BEGIN Input for this task

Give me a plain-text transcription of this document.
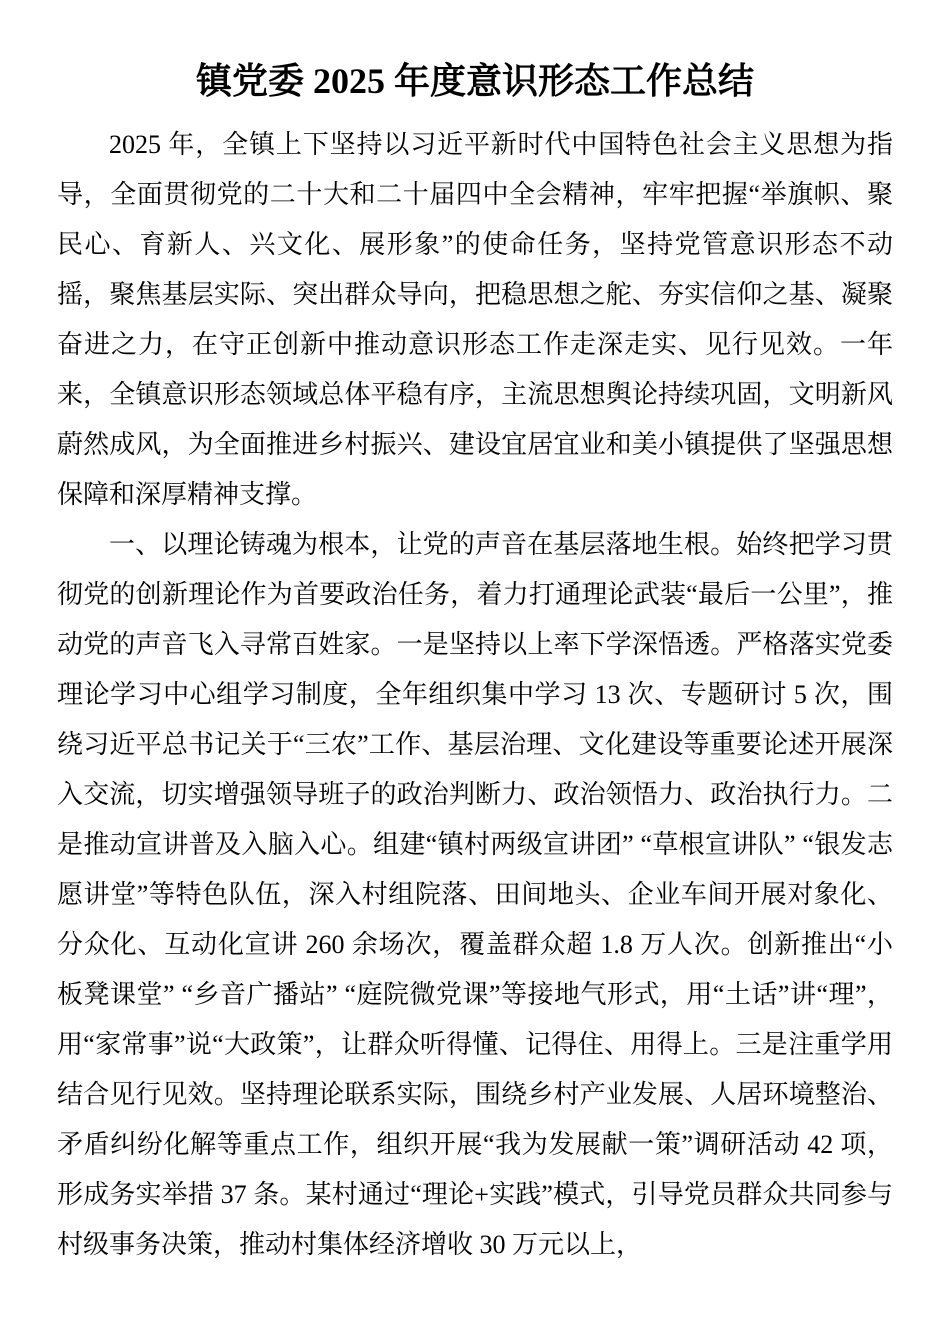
镇党委 2025 年度意识形态工作总结

2025 年，全镇上下坚持以习近平新时代中国特色社会主义思想为指导，全面贯彻党的二十大和二十届四中全会精神，牢牢把握“举旗帜、聚民心、育新人、兴文化、展形象”的使命任务，坚持党管意识形态不动摇，聚焦基层实际、突出群众导向，把稳思想之舵、夯实信仰之基、凝聚奋进之力，在守正创新中推动意识形态工作走深走实、见行见效。一年来，全镇意识形态领域总体平稳有序，主流思想舆论持续巩固，文明新风蔚然成风，为全面推进乡村振兴、建设宜居宜业和美小镇提供了坚强思想保障和深厚精神支撑。

一、以理论铸魂为根本，让党的声音在基层落地生根。始终把学习贯彻党的创新理论作为首要政治任务，着力打通理论武装“最后一公里”，推动党的声音飞入寻常百姓家。一是坚持以上率下学深悟透。严格落实党委理论学习中心组学习制度，全年组织集中学习 13 次、专题研讨 5 次，围绕习近平总书记关于“三农”工作、基层治理、文化建设等重要论述开展深入交流，切实增强领导班子的政治判断力、政治领悟力、政治执行力。二是推动宣讲普及入脑入心。组建“镇村两级宣讲团” “草根宣讲队” “银发志愿讲堂”等特色队伍，深入村组院落、田间地头、企业车间开展对象化、分众化、互动化宣讲 260 余场次，覆盖群众超 1.8 万人次。创新推出“小板凳课堂” “乡音广播站” “庭院微党课”等接地气形式，用“土话”讲“理”，用“家常事”说“大政策”，让群众听得懂、记得住、用得上。三是注重学用结合见行见效。坚持理论联系实际，围绕乡村产业发展、人居环境整治、矛盾纠纷化解等重点工作，组织开展“我为发展献一策”调研活动 42 项，形成务实举措 37 条。某村通过“理论+实践”模式，引导党员群众共同参与村级事务决策，推动村集体经济增收 30 万元以上，
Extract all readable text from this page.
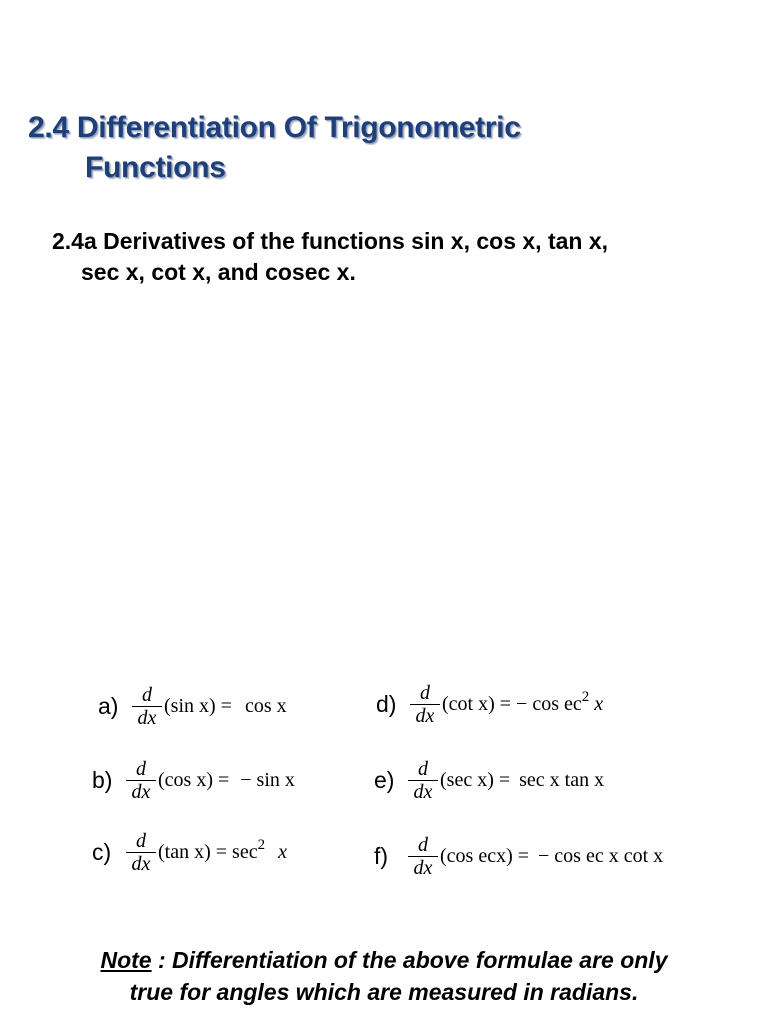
2.4 Differentiation Of Trigonometric
Functions
2.4a Derivatives of the functions sin x, cos x, tan x,
sec x, cot x, and cosec x.
$a) \frac{d}{dx} (\sin$ x) = cos x
$b) \frac{d}{dx} (\cos$ x) = − sin x
$c) \frac{d}{dx} (\tan$ $x) = \sec^2 x$
$d) \frac{d}{dx} (\cot$ x) = − $\cos ec^2$ x
$e) \frac{d}{dx} (\sec$ x) = sec x tan x
$f) \frac{d}{dx} (\cos$ ecx) = − cos ec x cot x
Note : Differentiation of the above formulae are only
true for angles which are measured in radians.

END Input for this task

Stated problem - Reproduce exactly and only the lines from the one with "Extract all readable text from this page." through the last entry, both included, excluding every picture.

Task solution -
Extract all readable text from this page.
2.4 Differentiation Of Trigonometric
Functions
2.4a Derivatives of the functions sin x, cos x, tan x,
sec x, cot x, and cosec x.
$a) \frac{d}{dx} (\sin$ x) = cos x
$b) \frac{d}{dx} (\cos$ x) = − sin x
$c) \frac{d}{dx} (\tan$ $x) = \sec^2 x$
$d) \frac{d}{dx} (\cot$ x) = − $\cos ec^2$ x
$e) \frac{d}{dx} (\sec$ x) = sec x tan x
$f) \frac{d}{dx} (\cos$ ecx) = − cos ec x cot x
Note : Differentiation of the above formulae are only
true for angles which are measured in radians.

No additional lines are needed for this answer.